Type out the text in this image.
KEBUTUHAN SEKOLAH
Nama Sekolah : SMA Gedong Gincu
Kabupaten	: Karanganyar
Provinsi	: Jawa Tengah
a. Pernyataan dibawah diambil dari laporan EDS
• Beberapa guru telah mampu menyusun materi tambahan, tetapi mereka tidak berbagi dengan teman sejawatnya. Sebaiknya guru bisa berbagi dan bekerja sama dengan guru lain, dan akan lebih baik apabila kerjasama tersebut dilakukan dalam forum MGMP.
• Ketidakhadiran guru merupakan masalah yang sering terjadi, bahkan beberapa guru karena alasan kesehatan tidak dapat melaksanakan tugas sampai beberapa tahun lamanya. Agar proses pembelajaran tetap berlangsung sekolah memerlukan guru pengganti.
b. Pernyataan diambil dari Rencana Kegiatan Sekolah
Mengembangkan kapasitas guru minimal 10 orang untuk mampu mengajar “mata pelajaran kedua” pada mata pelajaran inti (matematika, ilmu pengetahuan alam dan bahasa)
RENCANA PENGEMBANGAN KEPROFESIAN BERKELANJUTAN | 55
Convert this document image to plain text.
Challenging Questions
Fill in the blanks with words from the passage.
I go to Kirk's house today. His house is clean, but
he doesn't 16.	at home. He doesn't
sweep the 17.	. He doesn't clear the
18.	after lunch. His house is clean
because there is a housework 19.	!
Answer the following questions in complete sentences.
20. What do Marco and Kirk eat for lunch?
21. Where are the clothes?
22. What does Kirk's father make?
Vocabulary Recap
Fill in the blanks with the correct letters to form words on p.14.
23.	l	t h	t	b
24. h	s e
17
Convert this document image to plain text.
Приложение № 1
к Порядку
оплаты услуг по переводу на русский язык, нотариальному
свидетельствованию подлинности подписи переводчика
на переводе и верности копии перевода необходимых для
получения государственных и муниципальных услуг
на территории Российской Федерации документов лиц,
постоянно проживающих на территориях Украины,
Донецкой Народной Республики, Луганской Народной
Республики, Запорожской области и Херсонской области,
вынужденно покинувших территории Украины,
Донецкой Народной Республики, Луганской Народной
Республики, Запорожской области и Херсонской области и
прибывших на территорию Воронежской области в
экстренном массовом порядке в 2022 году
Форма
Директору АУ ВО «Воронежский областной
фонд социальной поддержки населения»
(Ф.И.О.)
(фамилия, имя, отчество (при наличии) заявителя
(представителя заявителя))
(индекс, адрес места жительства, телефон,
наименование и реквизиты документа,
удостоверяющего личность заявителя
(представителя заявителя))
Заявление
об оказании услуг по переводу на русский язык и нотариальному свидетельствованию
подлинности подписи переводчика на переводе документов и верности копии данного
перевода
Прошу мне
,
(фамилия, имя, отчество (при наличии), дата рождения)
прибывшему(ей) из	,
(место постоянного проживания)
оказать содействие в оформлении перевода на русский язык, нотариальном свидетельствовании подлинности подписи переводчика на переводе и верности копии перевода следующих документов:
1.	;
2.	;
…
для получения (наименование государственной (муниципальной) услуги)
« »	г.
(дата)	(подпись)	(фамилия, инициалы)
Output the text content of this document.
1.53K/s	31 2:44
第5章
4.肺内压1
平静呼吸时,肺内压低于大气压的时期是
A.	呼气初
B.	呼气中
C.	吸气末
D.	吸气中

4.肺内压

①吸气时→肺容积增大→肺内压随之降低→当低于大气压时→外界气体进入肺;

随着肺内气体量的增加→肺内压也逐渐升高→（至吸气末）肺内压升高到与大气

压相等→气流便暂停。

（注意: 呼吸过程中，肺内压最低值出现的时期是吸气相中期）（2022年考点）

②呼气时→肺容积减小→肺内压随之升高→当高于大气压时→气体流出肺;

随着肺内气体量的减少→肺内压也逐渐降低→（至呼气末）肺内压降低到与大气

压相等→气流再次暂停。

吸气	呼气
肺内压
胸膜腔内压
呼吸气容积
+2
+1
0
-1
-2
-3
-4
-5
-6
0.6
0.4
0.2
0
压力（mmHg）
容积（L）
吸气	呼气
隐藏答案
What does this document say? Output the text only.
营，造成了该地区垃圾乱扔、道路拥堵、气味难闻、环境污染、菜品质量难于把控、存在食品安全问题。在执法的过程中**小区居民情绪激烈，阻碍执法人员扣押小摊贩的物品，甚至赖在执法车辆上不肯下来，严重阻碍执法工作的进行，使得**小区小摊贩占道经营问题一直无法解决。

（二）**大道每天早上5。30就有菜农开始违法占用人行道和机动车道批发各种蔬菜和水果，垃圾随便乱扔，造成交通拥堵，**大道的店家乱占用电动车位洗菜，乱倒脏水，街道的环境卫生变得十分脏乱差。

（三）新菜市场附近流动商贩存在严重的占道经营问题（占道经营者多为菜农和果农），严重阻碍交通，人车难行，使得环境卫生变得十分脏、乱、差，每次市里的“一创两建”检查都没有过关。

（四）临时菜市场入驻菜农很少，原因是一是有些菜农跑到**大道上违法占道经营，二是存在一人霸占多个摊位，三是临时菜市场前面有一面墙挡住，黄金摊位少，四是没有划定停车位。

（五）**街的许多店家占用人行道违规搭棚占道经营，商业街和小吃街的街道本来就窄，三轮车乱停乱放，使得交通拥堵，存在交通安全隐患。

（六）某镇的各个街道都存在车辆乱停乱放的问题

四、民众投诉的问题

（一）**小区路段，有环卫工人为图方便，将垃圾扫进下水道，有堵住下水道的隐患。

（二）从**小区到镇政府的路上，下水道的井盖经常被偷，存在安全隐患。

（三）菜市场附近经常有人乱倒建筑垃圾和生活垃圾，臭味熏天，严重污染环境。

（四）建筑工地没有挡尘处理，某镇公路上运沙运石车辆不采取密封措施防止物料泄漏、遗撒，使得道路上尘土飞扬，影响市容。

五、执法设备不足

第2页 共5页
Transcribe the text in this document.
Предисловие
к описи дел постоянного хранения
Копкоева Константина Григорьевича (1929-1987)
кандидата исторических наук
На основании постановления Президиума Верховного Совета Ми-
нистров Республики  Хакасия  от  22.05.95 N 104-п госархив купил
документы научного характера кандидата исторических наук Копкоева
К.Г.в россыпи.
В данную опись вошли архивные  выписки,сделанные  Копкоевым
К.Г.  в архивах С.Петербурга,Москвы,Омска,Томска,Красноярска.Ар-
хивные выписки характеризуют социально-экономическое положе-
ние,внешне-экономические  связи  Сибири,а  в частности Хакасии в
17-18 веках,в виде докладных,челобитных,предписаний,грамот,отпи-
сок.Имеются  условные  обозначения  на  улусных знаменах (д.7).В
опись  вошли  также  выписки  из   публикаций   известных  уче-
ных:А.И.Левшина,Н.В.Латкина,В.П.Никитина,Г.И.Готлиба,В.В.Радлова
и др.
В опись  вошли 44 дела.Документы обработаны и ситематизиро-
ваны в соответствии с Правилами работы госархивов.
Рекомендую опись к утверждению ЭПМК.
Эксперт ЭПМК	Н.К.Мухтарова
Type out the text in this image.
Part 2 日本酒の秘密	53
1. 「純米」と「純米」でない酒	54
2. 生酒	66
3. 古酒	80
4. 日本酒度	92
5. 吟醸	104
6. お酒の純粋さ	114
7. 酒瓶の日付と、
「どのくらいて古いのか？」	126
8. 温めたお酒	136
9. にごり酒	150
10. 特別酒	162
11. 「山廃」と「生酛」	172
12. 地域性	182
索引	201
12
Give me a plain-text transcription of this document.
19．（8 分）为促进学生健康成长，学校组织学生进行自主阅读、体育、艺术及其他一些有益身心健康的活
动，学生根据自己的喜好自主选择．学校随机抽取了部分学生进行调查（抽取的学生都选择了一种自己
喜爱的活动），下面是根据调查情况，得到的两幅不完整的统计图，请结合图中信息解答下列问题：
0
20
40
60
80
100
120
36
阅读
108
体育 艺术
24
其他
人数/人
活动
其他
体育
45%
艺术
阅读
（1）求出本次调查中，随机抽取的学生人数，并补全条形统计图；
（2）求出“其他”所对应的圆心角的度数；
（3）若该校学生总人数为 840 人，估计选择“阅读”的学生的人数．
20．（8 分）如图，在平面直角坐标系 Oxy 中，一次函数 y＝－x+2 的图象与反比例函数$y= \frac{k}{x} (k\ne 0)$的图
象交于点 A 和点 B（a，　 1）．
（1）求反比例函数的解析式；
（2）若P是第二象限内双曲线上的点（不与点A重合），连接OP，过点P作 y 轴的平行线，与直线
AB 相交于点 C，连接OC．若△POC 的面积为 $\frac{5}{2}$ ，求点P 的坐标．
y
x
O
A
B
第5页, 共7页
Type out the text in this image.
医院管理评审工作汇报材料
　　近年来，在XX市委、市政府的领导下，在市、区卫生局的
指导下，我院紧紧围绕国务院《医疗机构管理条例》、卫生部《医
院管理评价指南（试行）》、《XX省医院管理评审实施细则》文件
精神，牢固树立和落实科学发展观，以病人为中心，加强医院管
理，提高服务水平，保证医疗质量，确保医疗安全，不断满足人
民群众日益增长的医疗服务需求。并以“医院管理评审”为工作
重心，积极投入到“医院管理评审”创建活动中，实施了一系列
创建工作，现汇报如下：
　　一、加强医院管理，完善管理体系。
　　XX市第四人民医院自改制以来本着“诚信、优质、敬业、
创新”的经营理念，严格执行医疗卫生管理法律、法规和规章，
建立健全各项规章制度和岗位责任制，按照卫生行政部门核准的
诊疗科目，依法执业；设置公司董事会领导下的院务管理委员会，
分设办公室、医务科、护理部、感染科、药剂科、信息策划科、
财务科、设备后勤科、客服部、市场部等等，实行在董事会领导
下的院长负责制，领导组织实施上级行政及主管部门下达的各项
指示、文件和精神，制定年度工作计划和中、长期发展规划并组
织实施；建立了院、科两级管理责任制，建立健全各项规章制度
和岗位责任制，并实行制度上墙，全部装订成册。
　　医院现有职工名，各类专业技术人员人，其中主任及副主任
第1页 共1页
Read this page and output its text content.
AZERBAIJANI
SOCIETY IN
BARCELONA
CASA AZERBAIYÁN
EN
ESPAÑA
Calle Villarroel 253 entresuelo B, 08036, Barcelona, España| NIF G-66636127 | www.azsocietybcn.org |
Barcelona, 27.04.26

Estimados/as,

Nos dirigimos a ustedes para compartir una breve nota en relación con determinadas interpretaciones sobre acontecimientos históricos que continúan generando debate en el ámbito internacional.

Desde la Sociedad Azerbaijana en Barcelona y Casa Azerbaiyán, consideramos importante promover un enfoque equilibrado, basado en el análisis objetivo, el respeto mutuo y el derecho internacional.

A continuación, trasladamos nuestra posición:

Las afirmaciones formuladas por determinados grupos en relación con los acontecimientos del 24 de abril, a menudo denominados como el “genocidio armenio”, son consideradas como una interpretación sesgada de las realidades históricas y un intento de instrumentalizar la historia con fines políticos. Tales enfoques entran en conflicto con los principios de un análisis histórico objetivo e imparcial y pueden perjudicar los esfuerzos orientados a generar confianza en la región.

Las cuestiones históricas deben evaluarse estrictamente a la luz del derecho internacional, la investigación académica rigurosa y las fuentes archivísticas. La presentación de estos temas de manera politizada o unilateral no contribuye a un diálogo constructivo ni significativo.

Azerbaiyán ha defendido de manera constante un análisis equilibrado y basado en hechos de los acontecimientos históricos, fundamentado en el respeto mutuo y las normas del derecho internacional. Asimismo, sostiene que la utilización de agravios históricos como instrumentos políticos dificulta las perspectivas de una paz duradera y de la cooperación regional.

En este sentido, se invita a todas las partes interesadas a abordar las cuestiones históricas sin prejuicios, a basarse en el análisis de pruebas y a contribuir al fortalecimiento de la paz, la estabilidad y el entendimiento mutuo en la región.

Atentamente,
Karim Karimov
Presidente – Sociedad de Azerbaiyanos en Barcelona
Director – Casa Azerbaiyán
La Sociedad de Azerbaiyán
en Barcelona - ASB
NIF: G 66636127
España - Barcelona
····················
▶ Written task: Copy each line above that contains the word "ЭПМК".

▶ Expected answer:
Рекомендую опись к утверждению ЭПМК.
Эксперт ЭПМК	Н.К.Мухтарова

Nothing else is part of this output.